WRITTEN INSTRUCTION
What follows is a listing; restate every line of it word for word.

Dataset records:
##########

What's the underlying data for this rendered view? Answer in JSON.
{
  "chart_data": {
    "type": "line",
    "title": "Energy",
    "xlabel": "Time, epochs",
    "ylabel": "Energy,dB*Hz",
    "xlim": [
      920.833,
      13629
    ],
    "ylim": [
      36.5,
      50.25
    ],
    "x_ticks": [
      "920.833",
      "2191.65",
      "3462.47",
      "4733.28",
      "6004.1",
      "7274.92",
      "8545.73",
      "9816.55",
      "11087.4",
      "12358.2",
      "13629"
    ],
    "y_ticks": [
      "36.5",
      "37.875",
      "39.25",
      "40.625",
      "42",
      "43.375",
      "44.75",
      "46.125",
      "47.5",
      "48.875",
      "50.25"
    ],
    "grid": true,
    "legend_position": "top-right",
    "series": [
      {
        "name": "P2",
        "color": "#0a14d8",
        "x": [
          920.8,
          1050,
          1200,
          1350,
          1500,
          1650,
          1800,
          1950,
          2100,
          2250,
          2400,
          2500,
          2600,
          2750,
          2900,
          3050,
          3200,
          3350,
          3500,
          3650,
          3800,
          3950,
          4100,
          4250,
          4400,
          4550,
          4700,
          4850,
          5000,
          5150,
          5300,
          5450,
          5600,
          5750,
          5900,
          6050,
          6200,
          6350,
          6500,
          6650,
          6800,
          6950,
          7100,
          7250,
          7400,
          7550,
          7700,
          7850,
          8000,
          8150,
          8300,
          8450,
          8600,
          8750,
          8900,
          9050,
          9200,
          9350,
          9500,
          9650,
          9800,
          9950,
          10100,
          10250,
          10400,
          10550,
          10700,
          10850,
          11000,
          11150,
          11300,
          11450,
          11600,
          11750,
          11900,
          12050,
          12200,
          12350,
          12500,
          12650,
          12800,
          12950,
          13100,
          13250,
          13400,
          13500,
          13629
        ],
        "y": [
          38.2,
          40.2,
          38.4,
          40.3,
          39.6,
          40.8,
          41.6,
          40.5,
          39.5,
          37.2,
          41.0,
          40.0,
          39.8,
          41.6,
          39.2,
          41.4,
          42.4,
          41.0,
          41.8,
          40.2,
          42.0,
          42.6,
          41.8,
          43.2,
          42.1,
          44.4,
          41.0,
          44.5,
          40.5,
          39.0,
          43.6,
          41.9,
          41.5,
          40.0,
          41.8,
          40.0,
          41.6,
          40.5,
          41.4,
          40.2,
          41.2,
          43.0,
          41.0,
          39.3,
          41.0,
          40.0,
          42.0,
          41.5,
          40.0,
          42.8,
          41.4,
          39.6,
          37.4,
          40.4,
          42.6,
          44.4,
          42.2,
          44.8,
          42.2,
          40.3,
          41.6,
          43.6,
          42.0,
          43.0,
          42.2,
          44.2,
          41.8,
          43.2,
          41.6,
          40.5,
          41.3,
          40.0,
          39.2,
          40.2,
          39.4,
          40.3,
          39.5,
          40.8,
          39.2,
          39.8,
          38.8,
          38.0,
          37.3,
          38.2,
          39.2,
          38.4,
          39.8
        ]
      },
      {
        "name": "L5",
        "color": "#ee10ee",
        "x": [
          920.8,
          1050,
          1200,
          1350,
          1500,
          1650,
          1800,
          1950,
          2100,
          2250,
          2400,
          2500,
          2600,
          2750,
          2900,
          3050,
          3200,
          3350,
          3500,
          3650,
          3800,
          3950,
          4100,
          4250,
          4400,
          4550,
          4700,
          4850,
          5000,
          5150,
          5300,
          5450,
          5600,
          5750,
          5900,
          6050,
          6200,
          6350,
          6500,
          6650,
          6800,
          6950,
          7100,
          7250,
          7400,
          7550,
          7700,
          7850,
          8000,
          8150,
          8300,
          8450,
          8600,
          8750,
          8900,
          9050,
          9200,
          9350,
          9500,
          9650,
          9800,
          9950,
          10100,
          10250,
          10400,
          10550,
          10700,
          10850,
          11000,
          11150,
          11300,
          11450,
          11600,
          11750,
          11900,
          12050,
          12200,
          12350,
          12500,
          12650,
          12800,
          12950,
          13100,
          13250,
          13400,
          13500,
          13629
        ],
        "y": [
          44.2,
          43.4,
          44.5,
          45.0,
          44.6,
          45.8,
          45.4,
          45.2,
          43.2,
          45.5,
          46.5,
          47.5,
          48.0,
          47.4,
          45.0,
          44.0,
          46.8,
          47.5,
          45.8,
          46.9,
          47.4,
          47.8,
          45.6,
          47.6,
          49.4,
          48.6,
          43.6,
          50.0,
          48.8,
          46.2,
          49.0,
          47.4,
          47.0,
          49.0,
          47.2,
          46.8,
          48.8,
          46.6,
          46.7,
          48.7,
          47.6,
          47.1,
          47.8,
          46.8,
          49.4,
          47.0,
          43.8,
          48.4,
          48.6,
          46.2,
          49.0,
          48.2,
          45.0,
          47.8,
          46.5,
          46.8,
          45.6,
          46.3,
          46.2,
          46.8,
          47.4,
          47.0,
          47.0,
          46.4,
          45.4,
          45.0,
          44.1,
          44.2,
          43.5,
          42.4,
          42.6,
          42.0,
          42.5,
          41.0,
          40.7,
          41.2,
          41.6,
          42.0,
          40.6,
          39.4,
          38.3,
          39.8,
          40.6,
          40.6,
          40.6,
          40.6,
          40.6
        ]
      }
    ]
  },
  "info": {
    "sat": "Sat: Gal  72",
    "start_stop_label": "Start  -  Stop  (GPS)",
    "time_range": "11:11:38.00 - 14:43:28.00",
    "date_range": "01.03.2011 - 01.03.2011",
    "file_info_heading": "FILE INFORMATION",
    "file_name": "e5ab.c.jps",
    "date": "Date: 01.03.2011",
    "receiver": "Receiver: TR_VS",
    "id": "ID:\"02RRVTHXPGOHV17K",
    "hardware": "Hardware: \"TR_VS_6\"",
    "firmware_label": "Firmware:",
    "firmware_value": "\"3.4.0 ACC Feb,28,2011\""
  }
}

##########

OUTPUT OF THE TASK
What's the underlying data for this rendered view? Answer in JSON.
{
  "chart_data": {
    "type": "line",
    "title": "Energy",
    "xlabel": "Time, epochs",
    "ylabel": "Energy,dB*Hz",
    "xlim": [
      920.833,
      13629
    ],
    "ylim": [
      36.5,
      50.25
    ],
    "x_ticks": [
      "920.833",
      "2191.65",
      "3462.47",
      "4733.28",
      "6004.1",
      "7274.92",
      "8545.73",
      "9816.55",
      "11087.4",
      "12358.2",
      "13629"
    ],
    "y_ticks": [
      "36.5",
      "37.875",
      "39.25",
      "40.625",
      "42",
      "43.375",
      "44.75",
      "46.125",
      "47.5",
      "48.875",
      "50.25"
    ],
    "grid": true,
    "legend_position": "top-right",
    "series": [
      {
        "name": "P2",
        "color": "#0a14d8",
        "x": [
          920.8,
          1050,
          1200,
          1350,
          1500,
          1650,
          1800,
          1950,
          2100,
          2250,
          2400,
          2500,
          2600,
          2750,
          2900,
          3050,
          3200,
          3350,
          3500,
          3650,
          3800,
          3950,
          4100,
          4250,
          4400,
          4550,
          4700,
          4850,
          5000,
          5150,
          5300,
          5450,
          5600,
          5750,
          5900,
          6050,
          6200,
          6350,
          6500,
          6650,
          6800,
          6950,
          7100,
          7250,
          7400,
          7550,
          7700,
          7850,
          8000,
          8150,
          8300,
          8450,
          8600,
          8750,
          8900,
          9050,
          9200,
          9350,
          9500,
          9650,
          9800,
          9950,
          10100,
          10250,
          10400,
          10550,
          10700,
          10850,
          11000,
          11150,
          11300,
          11450,
          11600,
          11750,
          11900,
          12050,
          12200,
          12350,
          12500,
          12650,
          12800,
          12950,
          13100,
          13250,
          13400,
          13500,
          13629
        ],
        "y": [
          38.2,
          40.2,
          38.4,
          40.3,
          39.6,
          40.8,
          41.6,
          40.5,
          39.5,
          37.2,
          41.0,
          40.0,
          39.8,
          41.6,
          39.2,
          41.4,
          42.4,
          41.0,
          41.8,
          40.2,
          42.0,
          42.6,
          41.8,
          43.2,
          42.1,
          44.4,
          41.0,
          44.5,
          40.5,
          39.0,
          43.6,
          41.9,
          41.5,
          40.0,
          41.8,
          40.0,
          41.6,
          40.5,
          41.4,
          40.2,
          41.2,
          43.0,
          41.0,
          39.3,
          41.0,
          40.0,
          42.0,
          41.5,
          40.0,
          42.8,
          41.4,
          39.6,
          37.4,
          40.4,
          42.6,
          44.4,
          42.2,
          44.8,
          42.2,
          40.3,
          41.6,
          43.6,
          42.0,
          43.0,
          42.2,
          44.2,
          41.8,
          43.2,
          41.6,
          40.5,
          41.3,
          40.0,
          39.2,
          40.2,
          39.4,
          40.3,
          39.5,
          40.8,
          39.2,
          39.8,
          38.8,
          38.0,
          37.3,
          38.2,
          39.2,
          38.4,
          39.8
        ]
      },
      {
        "name": "L5",
        "color": "#ee10ee",
        "x": [
          920.8,
          1050,
          1200,
          1350,
          1500,
          1650,
          1800,
          1950,
          2100,
          2250,
          2400,
          2500,
          2600,
          2750,
          2900,
          3050,
          3200,
          3350,
          3500,
          3650,
          3800,
          3950,
          4100,
          4250,
          4400,
          4550,
          4700,
          4850,
          5000,
          5150,
          5300,
          5450,
          5600,
          5750,
          5900,
          6050,
          6200,
          6350,
          6500,
          6650,
          6800,
          6950,
          7100,
          7250,
          7400,
          7550,
          7700,
          7850,
          8000,
          8150,
          8300,
          8450,
          8600,
          8750,
          8900,
          9050,
          9200,
          9350,
          9500,
          9650,
          9800,
          9950,
          10100,
          10250,
          10400,
          10550,
          10700,
          10850,
          11000,
          11150,
          11300,
          11450,
          11600,
          11750,
          11900,
          12050,
          12200,
          12350,
          12500,
          12650,
          12800,
          12950,
          13100,
          13250,
          13400,
          13500,
          13629
        ],
        "y": [
          44.2,
          43.4,
          44.5,
          45.0,
          44.6,
          45.8,
          45.4,
          45.2,
          43.2,
          45.5,
          46.5,
          47.5,
          48.0,
          47.4,
          45.0,
          44.0,
          46.8,
          47.5,
          45.8,
          46.9,
          47.4,
          47.8,
          45.6,
          47.6,
          49.4,
          48.6,
          43.6,
          50.0,
          48.8,
          46.2,
          49.0,
          47.4,
          47.0,
          49.0,
          47.2,
          46.8,
          48.8,
          46.6,
          46.7,
          48.7,
          47.6,
          47.1,
          47.8,
          46.8,
          49.4,
          47.0,
          43.8,
          48.4,
          48.6,
          46.2,
          49.0,
          48.2,
          45.0,
          47.8,
          46.5,
          46.8,
          45.6,
          46.3,
          46.2,
          46.8,
          47.4,
          47.0,
          47.0,
          46.4,
          45.4,
          45.0,
          44.1,
          44.2,
          43.5,
          42.4,
          42.6,
          42.0,
          42.5,
          41.0,
          40.7,
          41.2,
          41.6,
          42.0,
          40.6,
          39.4,
          38.3,
          39.8,
          40.6,
          40.6,
          40.6,
          40.6,
          40.6
        ]
      }
    ]
  },
  "info": {
    "sat": "Sat: Gal  72",
    "start_stop_label": "Start  -  Stop  (GPS)",
    "time_range": "11:11:38.00 - 14:43:28.00",
    "date_range": "01.03.2011 - 01.03.2011",
    "file_info_heading": "FILE INFORMATION",
    "file_name": "e5ab.c.jps",
    "date": "Date: 01.03.2011",
    "receiver": "Receiver: TR_VS",
    "id": "ID:\"02RRVTHXPGOHV17K",
    "hardware": "Hardware: \"TR_VS_6\"",
    "firmware_label": "Firmware:",
    "firmware_value": "\"3.4.0 ACC Feb,28,2011\""
  }
}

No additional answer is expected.